TASK TO CARRY OUT:
With the pictures left out, write out exactly the lines from the one containing "Read out every word on this page." through the end.

MATERIAL FOR THIS EXERCISE:
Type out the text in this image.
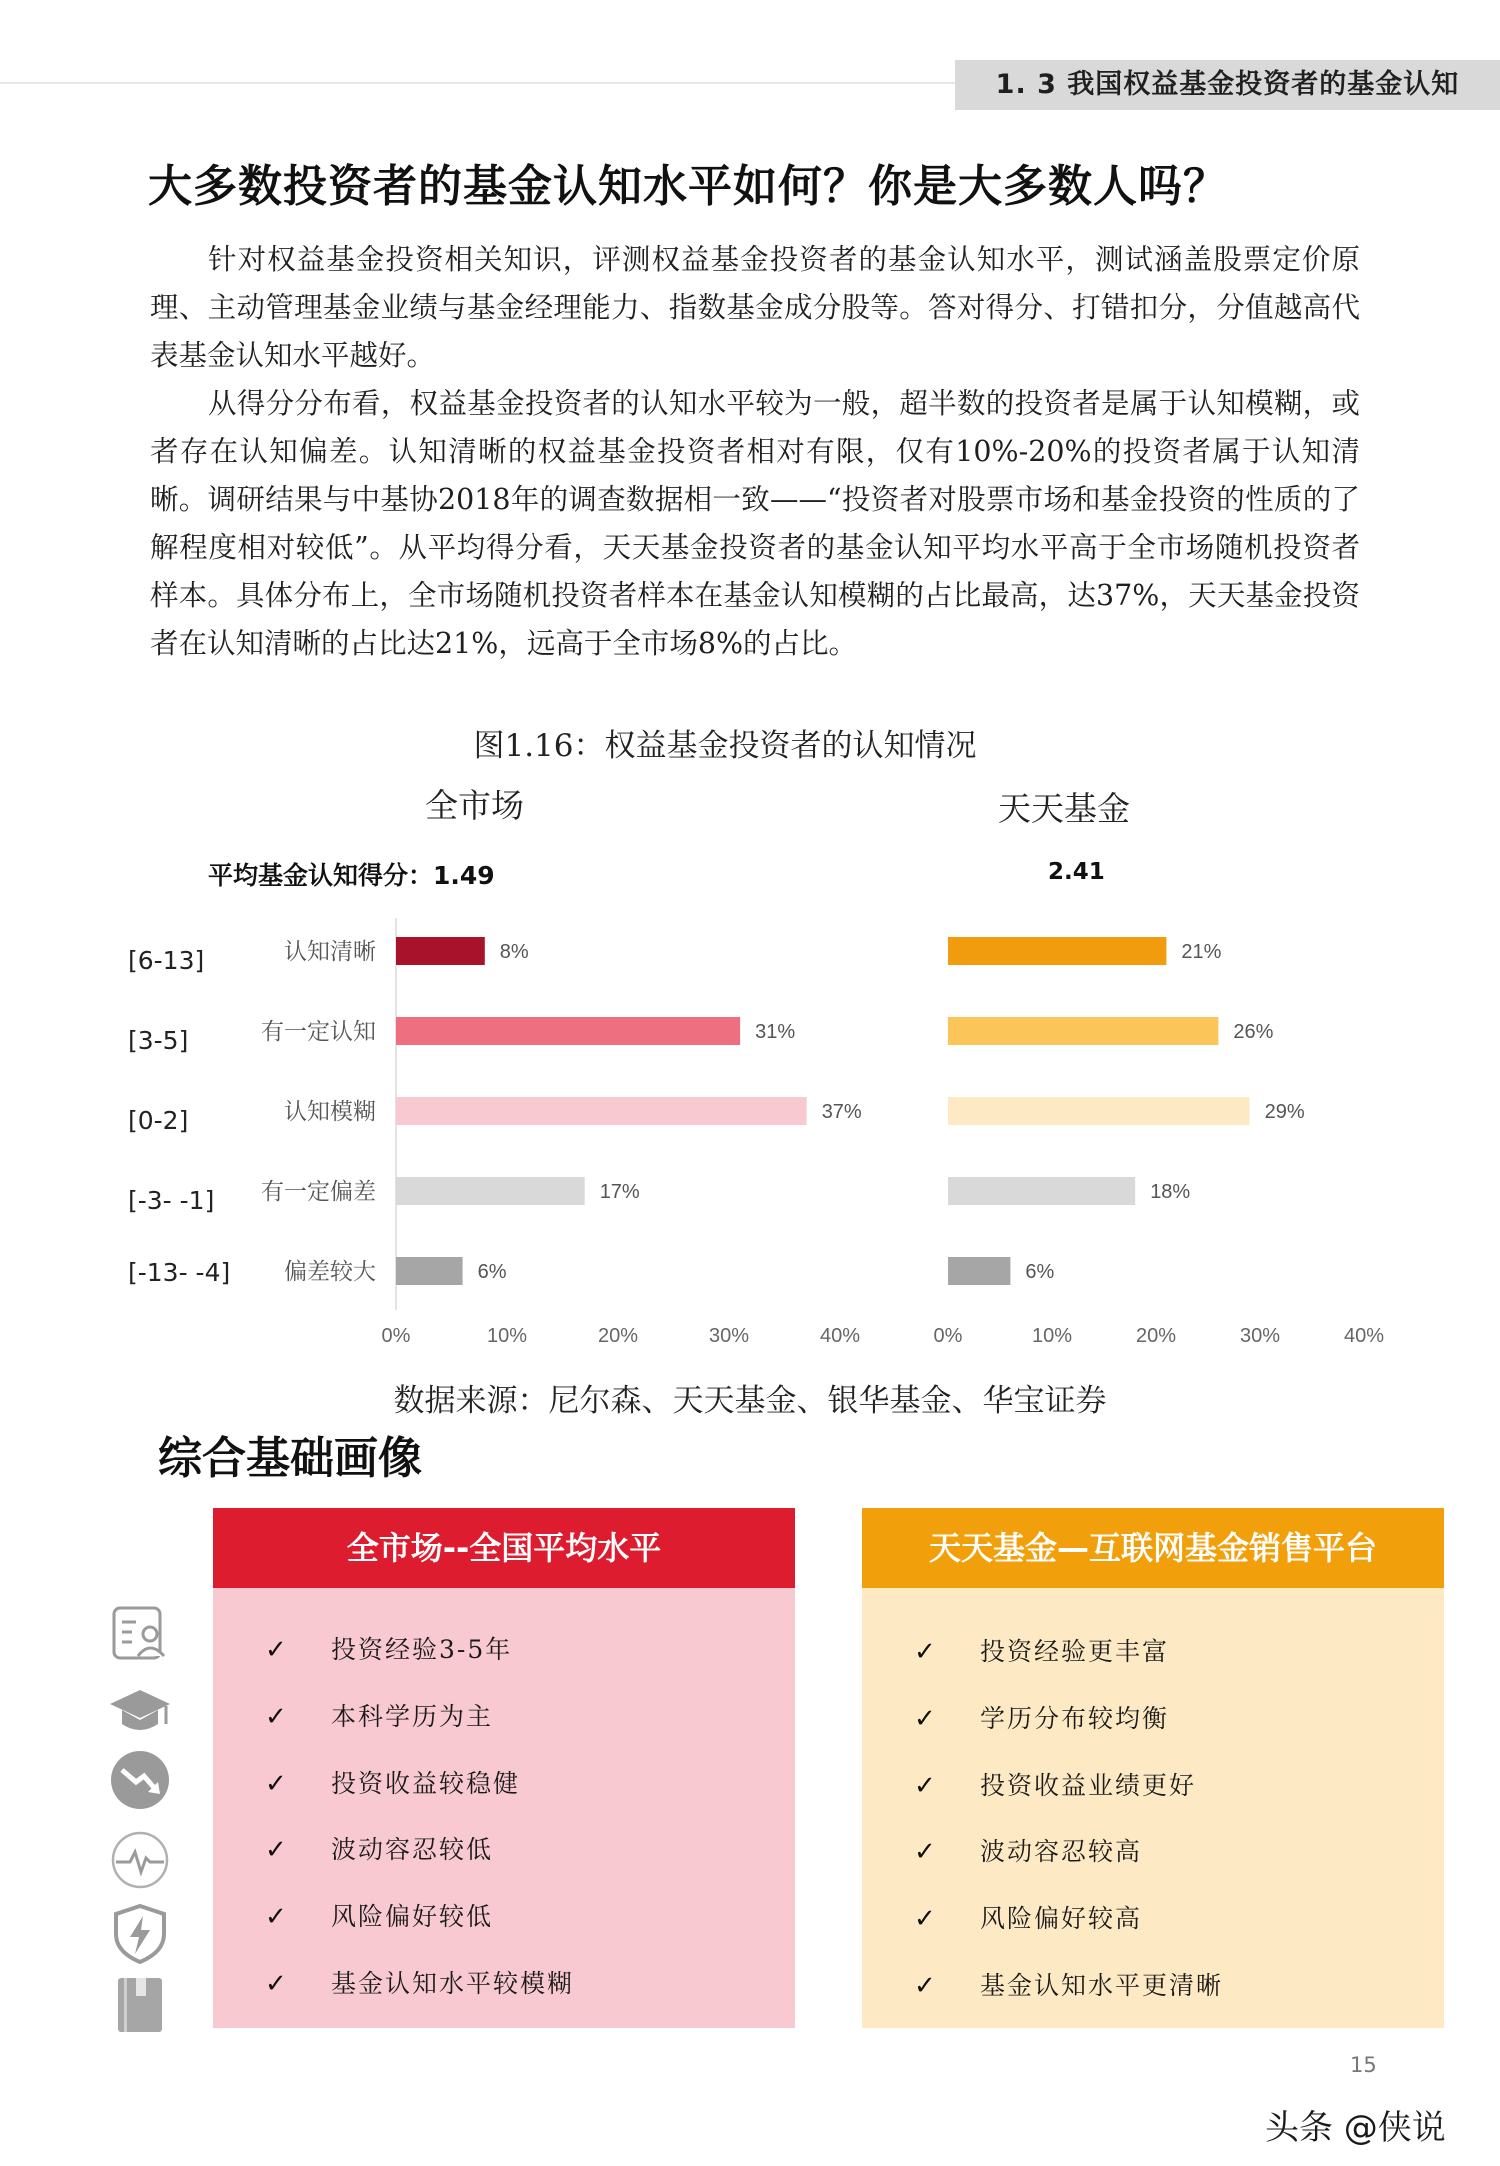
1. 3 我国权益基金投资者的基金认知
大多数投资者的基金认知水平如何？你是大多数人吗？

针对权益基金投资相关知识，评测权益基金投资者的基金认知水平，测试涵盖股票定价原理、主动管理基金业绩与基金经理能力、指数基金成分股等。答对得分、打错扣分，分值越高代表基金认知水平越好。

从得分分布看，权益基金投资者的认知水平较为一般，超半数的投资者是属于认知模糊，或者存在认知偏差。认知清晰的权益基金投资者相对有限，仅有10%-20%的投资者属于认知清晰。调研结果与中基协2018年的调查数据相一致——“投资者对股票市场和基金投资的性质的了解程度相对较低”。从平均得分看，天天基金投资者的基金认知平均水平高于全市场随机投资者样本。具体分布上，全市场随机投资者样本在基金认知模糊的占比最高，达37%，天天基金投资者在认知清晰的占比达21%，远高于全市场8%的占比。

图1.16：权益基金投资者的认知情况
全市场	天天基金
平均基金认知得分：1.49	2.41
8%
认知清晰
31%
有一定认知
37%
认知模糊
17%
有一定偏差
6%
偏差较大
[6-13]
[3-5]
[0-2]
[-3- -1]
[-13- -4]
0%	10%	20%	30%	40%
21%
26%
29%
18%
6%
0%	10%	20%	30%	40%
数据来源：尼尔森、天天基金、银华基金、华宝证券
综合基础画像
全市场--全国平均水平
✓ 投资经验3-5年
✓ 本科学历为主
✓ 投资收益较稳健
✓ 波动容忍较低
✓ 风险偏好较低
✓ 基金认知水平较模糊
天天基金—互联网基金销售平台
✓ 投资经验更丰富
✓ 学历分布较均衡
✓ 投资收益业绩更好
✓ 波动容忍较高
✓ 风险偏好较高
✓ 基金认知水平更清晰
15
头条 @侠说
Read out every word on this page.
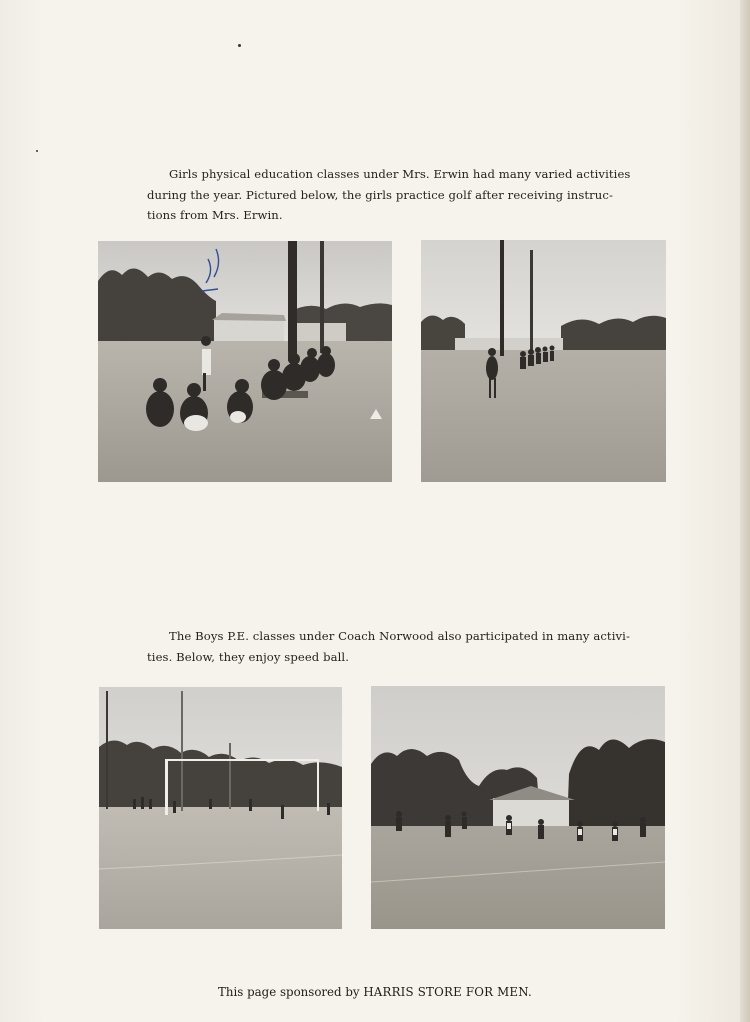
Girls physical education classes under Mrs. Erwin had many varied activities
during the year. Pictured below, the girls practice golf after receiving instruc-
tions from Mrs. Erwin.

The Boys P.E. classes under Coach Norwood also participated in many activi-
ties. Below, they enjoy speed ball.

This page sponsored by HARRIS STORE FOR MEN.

SOLUTION TO THE PROBLEM:
Read out every word on this page.
Girls physical education classes under Mrs. Erwin had many varied activities
during the year. Pictured below, the girls practice golf after receiving instruc-
tions from Mrs. Erwin.

The Boys P.E. classes under Coach Norwood also participated in many activi-
ties. Below, they enjoy speed ball.

This page sponsored by HARRIS STORE FOR MEN.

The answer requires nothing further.